- **EXERCISE OBJECTIVE**:
Write the data out again exactly, dropping any images it holds.

- **GIVEN RECORDS**:
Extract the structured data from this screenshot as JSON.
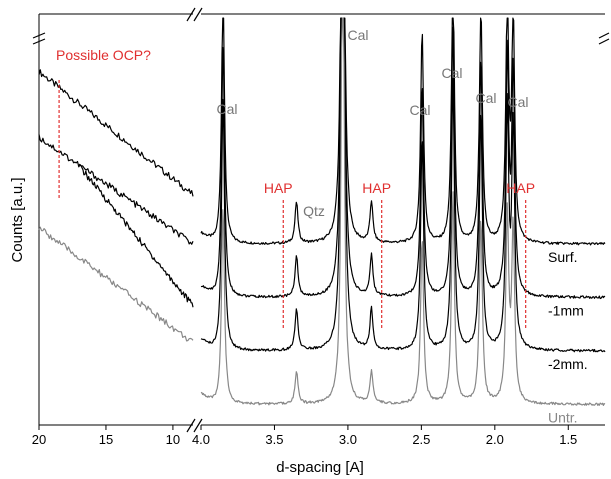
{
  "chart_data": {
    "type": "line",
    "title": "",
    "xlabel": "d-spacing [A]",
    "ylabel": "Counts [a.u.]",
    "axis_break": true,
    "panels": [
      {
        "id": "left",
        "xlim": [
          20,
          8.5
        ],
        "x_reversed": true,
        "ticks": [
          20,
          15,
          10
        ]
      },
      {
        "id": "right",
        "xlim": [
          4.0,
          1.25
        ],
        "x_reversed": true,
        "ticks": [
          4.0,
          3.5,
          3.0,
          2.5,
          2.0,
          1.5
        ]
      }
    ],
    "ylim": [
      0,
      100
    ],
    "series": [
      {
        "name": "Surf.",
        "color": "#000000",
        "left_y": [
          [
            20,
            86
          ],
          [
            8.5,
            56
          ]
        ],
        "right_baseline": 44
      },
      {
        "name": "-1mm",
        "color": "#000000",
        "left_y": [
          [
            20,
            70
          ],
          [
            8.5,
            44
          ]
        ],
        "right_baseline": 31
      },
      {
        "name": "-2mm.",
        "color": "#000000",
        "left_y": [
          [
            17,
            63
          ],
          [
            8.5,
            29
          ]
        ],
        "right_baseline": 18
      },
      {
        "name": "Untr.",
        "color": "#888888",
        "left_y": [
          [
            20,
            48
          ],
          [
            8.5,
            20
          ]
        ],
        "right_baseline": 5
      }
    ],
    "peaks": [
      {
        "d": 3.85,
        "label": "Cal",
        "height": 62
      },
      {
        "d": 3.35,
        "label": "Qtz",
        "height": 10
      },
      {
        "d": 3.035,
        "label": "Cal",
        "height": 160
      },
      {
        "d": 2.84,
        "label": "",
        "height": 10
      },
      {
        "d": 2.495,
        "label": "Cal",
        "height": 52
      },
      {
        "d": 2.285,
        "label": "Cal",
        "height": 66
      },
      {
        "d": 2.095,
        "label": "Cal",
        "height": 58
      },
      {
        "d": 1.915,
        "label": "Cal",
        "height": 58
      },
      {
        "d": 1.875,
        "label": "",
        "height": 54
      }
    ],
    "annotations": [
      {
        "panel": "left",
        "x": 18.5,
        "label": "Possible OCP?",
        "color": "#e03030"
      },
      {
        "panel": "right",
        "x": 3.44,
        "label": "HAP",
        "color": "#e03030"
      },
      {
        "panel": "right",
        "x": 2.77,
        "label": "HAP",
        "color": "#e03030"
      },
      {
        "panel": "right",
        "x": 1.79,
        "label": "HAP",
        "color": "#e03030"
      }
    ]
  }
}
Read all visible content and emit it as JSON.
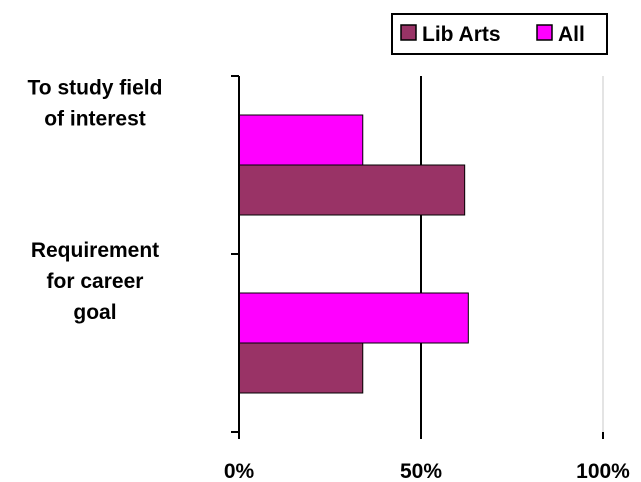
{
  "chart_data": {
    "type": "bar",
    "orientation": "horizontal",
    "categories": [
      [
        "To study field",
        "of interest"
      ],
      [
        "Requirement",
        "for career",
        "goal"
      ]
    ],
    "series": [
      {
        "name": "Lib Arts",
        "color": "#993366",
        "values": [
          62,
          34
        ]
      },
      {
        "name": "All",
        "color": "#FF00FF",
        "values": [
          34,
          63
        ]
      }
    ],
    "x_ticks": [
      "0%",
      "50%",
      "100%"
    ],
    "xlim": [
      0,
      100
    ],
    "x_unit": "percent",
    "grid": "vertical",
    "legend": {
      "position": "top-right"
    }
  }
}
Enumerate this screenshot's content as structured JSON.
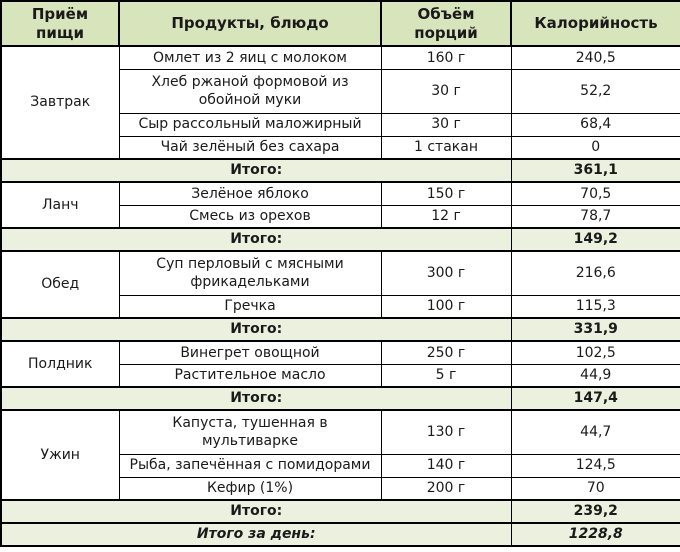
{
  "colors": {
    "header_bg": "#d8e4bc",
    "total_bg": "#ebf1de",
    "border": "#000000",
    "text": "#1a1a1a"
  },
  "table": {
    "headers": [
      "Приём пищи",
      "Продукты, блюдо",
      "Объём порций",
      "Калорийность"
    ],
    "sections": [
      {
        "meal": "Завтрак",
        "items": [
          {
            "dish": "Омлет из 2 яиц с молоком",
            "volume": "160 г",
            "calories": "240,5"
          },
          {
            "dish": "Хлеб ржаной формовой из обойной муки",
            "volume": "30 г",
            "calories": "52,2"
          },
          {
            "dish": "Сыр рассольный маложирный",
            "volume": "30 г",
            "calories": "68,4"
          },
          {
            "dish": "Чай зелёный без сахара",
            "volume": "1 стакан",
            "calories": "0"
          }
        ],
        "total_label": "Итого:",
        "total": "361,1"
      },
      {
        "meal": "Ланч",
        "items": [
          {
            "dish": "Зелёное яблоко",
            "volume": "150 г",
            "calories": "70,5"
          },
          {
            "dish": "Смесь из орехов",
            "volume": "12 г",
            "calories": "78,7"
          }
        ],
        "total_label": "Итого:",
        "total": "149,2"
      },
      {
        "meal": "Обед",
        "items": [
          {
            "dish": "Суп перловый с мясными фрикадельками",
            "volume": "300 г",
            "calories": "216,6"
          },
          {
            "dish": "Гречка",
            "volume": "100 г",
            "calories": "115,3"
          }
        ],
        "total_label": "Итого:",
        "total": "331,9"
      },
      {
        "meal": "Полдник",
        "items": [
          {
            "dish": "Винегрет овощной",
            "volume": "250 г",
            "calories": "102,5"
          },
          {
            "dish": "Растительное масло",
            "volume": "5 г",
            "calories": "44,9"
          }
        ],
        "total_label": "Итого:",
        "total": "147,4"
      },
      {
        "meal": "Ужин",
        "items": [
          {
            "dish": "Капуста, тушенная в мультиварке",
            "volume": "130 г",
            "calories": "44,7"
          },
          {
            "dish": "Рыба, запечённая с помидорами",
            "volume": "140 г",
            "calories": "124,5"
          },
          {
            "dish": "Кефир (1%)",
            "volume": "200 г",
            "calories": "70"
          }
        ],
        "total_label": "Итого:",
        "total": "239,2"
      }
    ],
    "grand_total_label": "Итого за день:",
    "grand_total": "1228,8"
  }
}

- **REPLY TO THE TASK**:
Extract the structured data from this screenshot as JSON.
{
  "chart_data": {
    "type": "line",
    "title": "",
    "xlabel": "d-spacing [A]",
    "ylabel": "Counts [a.u.]",
    "axis_break": true,
    "panels": [
      {
        "id": "left",
        "xlim": [
          20,
          8.5
        ],
        "x_reversed": true,
        "ticks": [
          20,
          15,
          10
        ]
      },
      {
        "id": "right",
        "xlim": [
          4.0,
          1.25
        ],
        "x_reversed": true,
        "ticks": [
          4.0,
          3.5,
          3.0,
          2.5,
          2.0,
          1.5
        ]
      }
    ],
    "ylim": [
      0,
      100
    ],
    "series": [
      {
        "name": "Surf.",
        "color": "#000000",
        "left_y": [
          [
            20,
            86
          ],
          [
            8.5,
            56
          ]
        ],
        "right_baseline": 44
      },
      {
        "name": "-1mm",
        "color": "#000000",
        "left_y": [
          [
            20,
            70
          ],
          [
            8.5,
            44
          ]
        ],
        "right_baseline": 31
      },
      {
        "name": "-2mm.",
        "color": "#000000",
        "left_y": [
          [
            17,
            63
          ],
          [
            8.5,
            29
          ]
        ],
        "right_baseline": 18
      },
      {
        "name": "Untr.",
        "color": "#888888",
        "left_y": [
          [
            20,
            48
          ],
          [
            8.5,
            20
          ]
        ],
        "right_baseline": 5
      }
    ],
    "peaks": [
      {
        "d": 3.85,
        "label": "Cal",
        "height": 62
      },
      {
        "d": 3.35,
        "label": "Qtz",
        "height": 10
      },
      {
        "d": 3.035,
        "label": "Cal",
        "height": 160
      },
      {
        "d": 2.84,
        "label": "",
        "height": 10
      },
      {
        "d": 2.495,
        "label": "Cal",
        "height": 52
      },
      {
        "d": 2.285,
        "label": "Cal",
        "height": 66
      },
      {
        "d": 2.095,
        "label": "Cal",
        "height": 58
      },
      {
        "d": 1.915,
        "label": "Cal",
        "height": 58
      },
      {
        "d": 1.875,
        "label": "",
        "height": 54
      }
    ],
    "annotations": [
      {
        "panel": "left",
        "x": 18.5,
        "label": "Possible OCP?",
        "color": "#e03030"
      },
      {
        "panel": "right",
        "x": 3.44,
        "label": "HAP",
        "color": "#e03030"
      },
      {
        "panel": "right",
        "x": 2.77,
        "label": "HAP",
        "color": "#e03030"
      },
      {
        "panel": "right",
        "x": 1.79,
        "label": "HAP",
        "color": "#e03030"
      }
    ]
  }
}
Read all visible content and emit it as JSON.
{
  "chart_data": {
    "type": "bar",
    "orientation": "horizontal",
    "categories": [
      [
        "To study field",
        "of interest"
      ],
      [
        "Requirement",
        "for career",
        "goal"
      ]
    ],
    "series": [
      {
        "name": "Lib Arts",
        "color": "#993366",
        "values": [
          62,
          34
        ]
      },
      {
        "name": "All",
        "color": "#FF00FF",
        "values": [
          34,
          63
        ]
      }
    ],
    "x_ticks": [
      "0%",
      "50%",
      "100%"
    ],
    "xlim": [
      0,
      100
    ],
    "x_unit": "percent",
    "grid": "vertical",
    "legend": {
      "position": "top-right"
    }
  }
}
Enumerate this screenshot's content as structured JSON.
{
  "colors": {
    "header_bg": "#d8e4bc",
    "total_bg": "#ebf1de",
    "border": "#000000",
    "text": "#1a1a1a"
  },
  "table": {
    "headers": [
      "Приём пищи",
      "Продукты, блюдо",
      "Объём порций",
      "Калорийность"
    ],
    "sections": [
      {
        "meal": "Завтрак",
        "items": [
          {
            "dish": "Омлет из 2 яиц с молоком",
            "volume": "160 г",
            "calories": "240,5"
          },
          {
            "dish": "Хлеб ржаной формовой из обойной муки",
            "volume": "30 г",
            "calories": "52,2"
          },
          {
            "dish": "Сыр рассольный маложирный",
            "volume": "30 г",
            "calories": "68,4"
          },
          {
            "dish": "Чай зелёный без сахара",
            "volume": "1 стакан",
            "calories": "0"
          }
        ],
        "total_label": "Итого:",
        "total": "361,1"
      },
      {
        "meal": "Ланч",
        "items": [
          {
            "dish": "Зелёное яблоко",
            "volume": "150 г",
            "calories": "70,5"
          },
          {
            "dish": "Смесь из орехов",
            "volume": "12 г",
            "calories": "78,7"
          }
        ],
        "total_label": "Итого:",
        "total": "149,2"
      },
      {
        "meal": "Обед",
        "items": [
          {
            "dish": "Суп перловый с мясными фрикадельками",
            "volume": "300 г",
            "calories": "216,6"
          },
          {
            "dish": "Гречка",
            "volume": "100 г",
            "calories": "115,3"
          }
        ],
        "total_label": "Итого:",
        "total": "331,9"
      },
      {
        "meal": "Полдник",
        "items": [
          {
            "dish": "Винегрет овощной",
            "volume": "250 г",
            "calories": "102,5"
          },
          {
            "dish": "Растительное масло",
            "volume": "5 г",
            "calories": "44,9"
          }
        ],
        "total_label": "Итого:",
        "total": "147,4"
      },
      {
        "meal": "Ужин",
        "items": [
          {
            "dish": "Капуста, тушенная в мультиварке",
            "volume": "130 г",
            "calories": "44,7"
          },
          {
            "dish": "Рыба, запечённая с помидорами",
            "volume": "140 г",
            "calories": "124,5"
          },
          {
            "dish": "Кефир (1%)",
            "volume": "200 г",
            "calories": "70"
          }
        ],
        "total_label": "Итого:",
        "total": "239,2"
      }
    ],
    "grand_total_label": "Итого за день:",
    "grand_total": "1228,8"
  }
}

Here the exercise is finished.